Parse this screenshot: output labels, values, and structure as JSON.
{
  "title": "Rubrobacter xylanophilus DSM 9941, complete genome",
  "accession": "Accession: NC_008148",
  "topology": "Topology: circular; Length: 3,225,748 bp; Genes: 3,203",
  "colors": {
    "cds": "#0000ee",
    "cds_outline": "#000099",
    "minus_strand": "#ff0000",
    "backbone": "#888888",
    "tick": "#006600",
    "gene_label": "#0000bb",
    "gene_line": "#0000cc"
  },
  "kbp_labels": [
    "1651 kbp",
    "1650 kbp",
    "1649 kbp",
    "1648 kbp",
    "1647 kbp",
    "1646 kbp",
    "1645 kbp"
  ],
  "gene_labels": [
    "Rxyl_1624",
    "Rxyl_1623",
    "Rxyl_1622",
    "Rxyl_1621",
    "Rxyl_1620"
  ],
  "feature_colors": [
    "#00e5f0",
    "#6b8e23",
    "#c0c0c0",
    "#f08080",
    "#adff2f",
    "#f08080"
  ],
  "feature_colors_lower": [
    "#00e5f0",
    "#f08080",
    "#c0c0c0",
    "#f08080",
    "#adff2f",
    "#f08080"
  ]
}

• _WHAT YOU HAVE TO DO_
Give back the material in full, word for word.

• _EXERCISE SOLUTION_
Parse this screenshot: output labels, values, and structure as JSON.
{
  "title": "Rubrobacter xylanophilus DSM 9941, complete genome",
  "accession": "Accession: NC_008148",
  "topology": "Topology: circular; Length: 3,225,748 bp; Genes: 3,203",
  "colors": {
    "cds": "#0000ee",
    "cds_outline": "#000099",
    "minus_strand": "#ff0000",
    "backbone": "#888888",
    "tick": "#006600",
    "gene_label": "#0000bb",
    "gene_line": "#0000cc"
  },
  "kbp_labels": [
    "1651 kbp",
    "1650 kbp",
    "1649 kbp",
    "1648 kbp",
    "1647 kbp",
    "1646 kbp",
    "1645 kbp"
  ],
  "gene_labels": [
    "Rxyl_1624",
    "Rxyl_1623",
    "Rxyl_1622",
    "Rxyl_1621",
    "Rxyl_1620"
  ],
  "feature_colors": [
    "#00e5f0",
    "#6b8e23",
    "#c0c0c0",
    "#f08080",
    "#adff2f",
    "#f08080"
  ],
  "feature_colors_lower": [
    "#00e5f0",
    "#f08080",
    "#c0c0c0",
    "#f08080",
    "#adff2f",
    "#f08080"
  ]
}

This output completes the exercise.